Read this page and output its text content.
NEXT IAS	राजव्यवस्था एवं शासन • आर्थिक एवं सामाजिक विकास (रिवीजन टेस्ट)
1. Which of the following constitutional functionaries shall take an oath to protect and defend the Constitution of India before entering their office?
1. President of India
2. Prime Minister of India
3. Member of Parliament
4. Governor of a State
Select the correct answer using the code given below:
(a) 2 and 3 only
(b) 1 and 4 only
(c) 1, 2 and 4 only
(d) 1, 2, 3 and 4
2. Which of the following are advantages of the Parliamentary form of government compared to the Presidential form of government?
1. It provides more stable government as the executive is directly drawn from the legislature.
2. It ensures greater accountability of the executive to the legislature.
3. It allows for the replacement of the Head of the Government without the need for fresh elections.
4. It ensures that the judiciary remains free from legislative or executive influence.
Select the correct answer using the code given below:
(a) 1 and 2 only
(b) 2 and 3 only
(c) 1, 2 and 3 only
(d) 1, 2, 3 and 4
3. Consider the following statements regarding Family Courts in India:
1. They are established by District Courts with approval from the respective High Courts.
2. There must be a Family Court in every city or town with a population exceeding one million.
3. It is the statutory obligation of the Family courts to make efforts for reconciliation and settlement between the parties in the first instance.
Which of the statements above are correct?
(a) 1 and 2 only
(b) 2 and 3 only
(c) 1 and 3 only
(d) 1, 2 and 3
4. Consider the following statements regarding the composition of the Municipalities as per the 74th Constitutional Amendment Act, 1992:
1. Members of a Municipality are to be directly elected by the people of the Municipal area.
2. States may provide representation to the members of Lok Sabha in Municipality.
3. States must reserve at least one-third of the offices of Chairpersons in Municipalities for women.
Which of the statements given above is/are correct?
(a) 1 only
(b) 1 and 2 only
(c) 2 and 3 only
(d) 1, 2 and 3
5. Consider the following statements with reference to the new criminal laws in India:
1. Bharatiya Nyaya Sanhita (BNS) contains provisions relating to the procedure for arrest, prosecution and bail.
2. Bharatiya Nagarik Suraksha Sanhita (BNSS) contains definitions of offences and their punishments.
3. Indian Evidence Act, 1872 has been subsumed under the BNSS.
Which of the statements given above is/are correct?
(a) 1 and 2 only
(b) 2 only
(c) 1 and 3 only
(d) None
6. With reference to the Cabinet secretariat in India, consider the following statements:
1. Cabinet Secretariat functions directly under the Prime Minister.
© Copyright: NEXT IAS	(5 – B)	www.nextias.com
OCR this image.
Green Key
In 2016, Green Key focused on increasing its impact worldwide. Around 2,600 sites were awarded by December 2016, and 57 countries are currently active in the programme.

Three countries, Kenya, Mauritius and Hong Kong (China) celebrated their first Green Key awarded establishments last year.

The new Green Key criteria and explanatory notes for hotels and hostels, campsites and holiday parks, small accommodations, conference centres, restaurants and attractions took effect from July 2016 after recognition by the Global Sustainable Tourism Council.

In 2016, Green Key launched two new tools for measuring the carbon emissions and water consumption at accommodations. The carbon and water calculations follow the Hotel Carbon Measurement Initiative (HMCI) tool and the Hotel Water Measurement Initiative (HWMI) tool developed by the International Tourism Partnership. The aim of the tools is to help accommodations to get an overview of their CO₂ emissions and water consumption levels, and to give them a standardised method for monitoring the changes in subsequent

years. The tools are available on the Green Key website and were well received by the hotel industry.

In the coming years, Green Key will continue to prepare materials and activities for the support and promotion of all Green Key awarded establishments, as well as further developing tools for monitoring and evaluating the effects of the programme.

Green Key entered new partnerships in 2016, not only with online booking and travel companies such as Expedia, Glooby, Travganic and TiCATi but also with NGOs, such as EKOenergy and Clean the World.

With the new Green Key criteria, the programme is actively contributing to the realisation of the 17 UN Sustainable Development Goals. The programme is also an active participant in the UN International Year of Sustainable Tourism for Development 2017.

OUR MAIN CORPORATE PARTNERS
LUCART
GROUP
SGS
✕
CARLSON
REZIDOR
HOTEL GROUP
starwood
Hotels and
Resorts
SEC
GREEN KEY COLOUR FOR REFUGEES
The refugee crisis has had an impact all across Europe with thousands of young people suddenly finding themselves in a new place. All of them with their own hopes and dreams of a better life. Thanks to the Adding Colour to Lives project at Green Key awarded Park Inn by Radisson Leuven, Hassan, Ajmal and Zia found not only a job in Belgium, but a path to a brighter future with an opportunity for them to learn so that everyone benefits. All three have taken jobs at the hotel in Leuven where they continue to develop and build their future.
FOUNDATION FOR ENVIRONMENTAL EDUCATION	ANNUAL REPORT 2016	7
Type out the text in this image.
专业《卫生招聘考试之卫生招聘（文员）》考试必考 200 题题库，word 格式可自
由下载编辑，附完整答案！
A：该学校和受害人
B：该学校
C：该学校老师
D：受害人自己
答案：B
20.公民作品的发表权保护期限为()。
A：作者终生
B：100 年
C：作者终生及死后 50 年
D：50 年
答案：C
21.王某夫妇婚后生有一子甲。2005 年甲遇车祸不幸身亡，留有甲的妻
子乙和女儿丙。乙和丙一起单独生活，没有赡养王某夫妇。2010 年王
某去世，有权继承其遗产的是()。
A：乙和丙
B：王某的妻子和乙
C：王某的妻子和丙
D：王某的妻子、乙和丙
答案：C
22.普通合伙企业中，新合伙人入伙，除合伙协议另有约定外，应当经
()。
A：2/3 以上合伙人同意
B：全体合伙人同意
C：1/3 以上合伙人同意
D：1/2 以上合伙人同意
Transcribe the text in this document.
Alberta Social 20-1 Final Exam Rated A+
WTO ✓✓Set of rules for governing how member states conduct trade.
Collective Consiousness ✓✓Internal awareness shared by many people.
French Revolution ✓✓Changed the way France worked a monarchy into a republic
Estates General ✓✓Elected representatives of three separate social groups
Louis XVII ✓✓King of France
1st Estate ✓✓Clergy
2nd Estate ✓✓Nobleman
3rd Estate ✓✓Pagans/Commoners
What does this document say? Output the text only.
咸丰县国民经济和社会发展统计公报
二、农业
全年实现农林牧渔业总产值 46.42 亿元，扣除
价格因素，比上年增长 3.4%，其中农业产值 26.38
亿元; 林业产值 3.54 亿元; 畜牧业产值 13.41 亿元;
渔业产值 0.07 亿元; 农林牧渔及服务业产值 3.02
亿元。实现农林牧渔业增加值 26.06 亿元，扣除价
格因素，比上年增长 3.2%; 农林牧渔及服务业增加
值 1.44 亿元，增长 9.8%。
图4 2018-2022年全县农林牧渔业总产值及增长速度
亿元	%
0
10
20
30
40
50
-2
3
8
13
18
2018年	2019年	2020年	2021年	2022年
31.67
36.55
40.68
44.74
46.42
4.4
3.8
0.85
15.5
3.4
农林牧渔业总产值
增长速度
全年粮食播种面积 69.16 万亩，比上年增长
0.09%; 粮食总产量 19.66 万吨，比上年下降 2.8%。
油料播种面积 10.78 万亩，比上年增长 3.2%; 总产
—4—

-*-*-

> EXERCISE:
Quote all the records exactly, please, leaving none out.

> TASK OUTPUT:
Read this page and output its text content.
NEXT IAS	राजव्यवस्था एवं शासन • आर्थिक एवं सामाजिक विकास (रिवीजन टेस्ट)
1. Which of the following constitutional functionaries shall take an oath to protect and defend the Constitution of India before entering their office?
1. President of India
2. Prime Minister of India
3. Member of Parliament
4. Governor of a State
Select the correct answer using the code given below:
(a) 2 and 3 only
(b) 1 and 4 only
(c) 1, 2 and 4 only
(d) 1, 2, 3 and 4
2. Which of the following are advantages of the Parliamentary form of government compared to the Presidential form of government?
1. It provides more stable government as the executive is directly drawn from the legislature.
2. It ensures greater accountability of the executive to the legislature.
3. It allows for the replacement of the Head of the Government without the need for fresh elections.
4. It ensures that the judiciary remains free from legislative or executive influence.
Select the correct answer using the code given below:
(a) 1 and 2 only
(b) 2 and 3 only
(c) 1, 2 and 3 only
(d) 1, 2, 3 and 4
3. Consider the following statements regarding Family Courts in India:
1. They are established by District Courts with approval from the respective High Courts.
2. There must be a Family Court in every city or town with a population exceeding one million.
3. It is the statutory obligation of the Family courts to make efforts for reconciliation and settlement between the parties in the first instance.
Which of the statements above are correct?
(a) 1 and 2 only
(b) 2 and 3 only
(c) 1 and 3 only
(d) 1, 2 and 3
4. Consider the following statements regarding the composition of the Municipalities as per the 74th Constitutional Amendment Act, 1992:
1. Members of a Municipality are to be directly elected by the people of the Municipal area.
2. States may provide representation to the members of Lok Sabha in Municipality.
3. States must reserve at least one-third of the offices of Chairpersons in Municipalities for women.
Which of the statements given above is/are correct?
(a) 1 only
(b) 1 and 2 only
(c) 2 and 3 only
(d) 1, 2 and 3
5. Consider the following statements with reference to the new criminal laws in India:
1. Bharatiya Nyaya Sanhita (BNS) contains provisions relating to the procedure for arrest, prosecution and bail.
2. Bharatiya Nagarik Suraksha Sanhita (BNSS) contains definitions of offences and their punishments.
3. Indian Evidence Act, 1872 has been subsumed under the BNSS.
Which of the statements given above is/are correct?
(a) 1 and 2 only
(b) 2 only
(c) 1 and 3 only
(d) None
6. With reference to the Cabinet secretariat in India, consider the following statements:
1. Cabinet Secretariat functions directly under the Prime Minister.
© Copyright: NEXT IAS	(5 – B)	www.nextias.com
OCR this image.
Green Key
In 2016, Green Key focused on increasing its impact worldwide. Around 2,600 sites were awarded by December 2016, and 57 countries are currently active in the programme.

Three countries, Kenya, Mauritius and Hong Kong (China) celebrated their first Green Key awarded establishments last year.

The new Green Key criteria and explanatory notes for hotels and hostels, campsites and holiday parks, small accommodations, conference centres, restaurants and attractions took effect from July 2016 after recognition by the Global Sustainable Tourism Council.

In 2016, Green Key launched two new tools for measuring the carbon emissions and water consumption at accommodations. The carbon and water calculations follow the Hotel Carbon Measurement Initiative (HMCI) tool and the Hotel Water Measurement Initiative (HWMI) tool developed by the International Tourism Partnership. The aim of the tools is to help accommodations to get an overview of their CO₂ emissions and water consumption levels, and to give them a standardised method for monitoring the changes in subsequent

years. The tools are available on the Green Key website and were well received by the hotel industry.

In the coming years, Green Key will continue to prepare materials and activities for the support and promotion of all Green Key awarded establishments, as well as further developing tools for monitoring and evaluating the effects of the programme.

Green Key entered new partnerships in 2016, not only with online booking and travel companies such as Expedia, Glooby, Travganic and TiCATi but also with NGOs, such as EKOenergy and Clean the World.

With the new Green Key criteria, the programme is actively contributing to the realisation of the 17 UN Sustainable Development Goals. The programme is also an active participant in the UN International Year of Sustainable Tourism for Development 2017.

OUR MAIN CORPORATE PARTNERS
LUCART
GROUP
SGS
✕
CARLSON
REZIDOR
HOTEL GROUP
starwood
Hotels and
Resorts
SEC
GREEN KEY COLOUR FOR REFUGEES
The refugee crisis has had an impact all across Europe with thousands of young people suddenly finding themselves in a new place. All of them with their own hopes and dreams of a better life. Thanks to the Adding Colour to Lives project at Green Key awarded Park Inn by Radisson Leuven, Hassan, Ajmal and Zia found not only a job in Belgium, but a path to a brighter future with an opportunity for them to learn so that everyone benefits. All three have taken jobs at the hotel in Leuven where they continue to develop and build their future.
FOUNDATION FOR ENVIRONMENTAL EDUCATION	ANNUAL REPORT 2016	7
Type out the text in this image.
专业《卫生招聘考试之卫生招聘（文员）》考试必考 200 题题库，word 格式可自
由下载编辑，附完整答案！
A：该学校和受害人
B：该学校
C：该学校老师
D：受害人自己
答案：B
20.公民作品的发表权保护期限为()。
A：作者终生
B：100 年
C：作者终生及死后 50 年
D：50 年
答案：C
21.王某夫妇婚后生有一子甲。2005 年甲遇车祸不幸身亡，留有甲的妻
子乙和女儿丙。乙和丙一起单独生活，没有赡养王某夫妇。2010 年王
某去世，有权继承其遗产的是()。
A：乙和丙
B：王某的妻子和乙
C：王某的妻子和丙
D：王某的妻子、乙和丙
答案：C
22.普通合伙企业中，新合伙人入伙，除合伙协议另有约定外，应当经
()。
A：2/3 以上合伙人同意
B：全体合伙人同意
C：1/3 以上合伙人同意
D：1/2 以上合伙人同意
Transcribe the text in this document.
Alberta Social 20-1 Final Exam Rated A+
WTO ✓✓Set of rules for governing how member states conduct trade.
Collective Consiousness ✓✓Internal awareness shared by many people.
French Revolution ✓✓Changed the way France worked a monarchy into a republic
Estates General ✓✓Elected representatives of three separate social groups
Louis XVII ✓✓King of France
1st Estate ✓✓Clergy
2nd Estate ✓✓Nobleman
3rd Estate ✓✓Pagans/Commoners
What does this document say? Output the text only.
咸丰县国民经济和社会发展统计公报
二、农业
全年实现农林牧渔业总产值 46.42 亿元，扣除
价格因素，比上年增长 3.4%，其中农业产值 26.38
亿元; 林业产值 3.54 亿元; 畜牧业产值 13.41 亿元;
渔业产值 0.07 亿元; 农林牧渔及服务业产值 3.02
亿元。实现农林牧渔业增加值 26.06 亿元，扣除价
格因素，比上年增长 3.2%; 农林牧渔及服务业增加
值 1.44 亿元，增长 9.8%。
图4 2018-2022年全县农林牧渔业总产值及增长速度
亿元	%
0
10
20
30
40
50
-2
3
8
13
18
2018年	2019年	2020年	2021年	2022年
31.67
36.55
40.68
44.74
46.42
4.4
3.8
0.85
15.5
3.4
农林牧渔业总产值
增长速度
全年粮食播种面积 69.16 万亩，比上年增长
0.09%; 粮食总产量 19.66 万吨，比上年下降 2.8%。
油料播种面积 10.78 万亩，比上年增长 3.2%; 总产
—4—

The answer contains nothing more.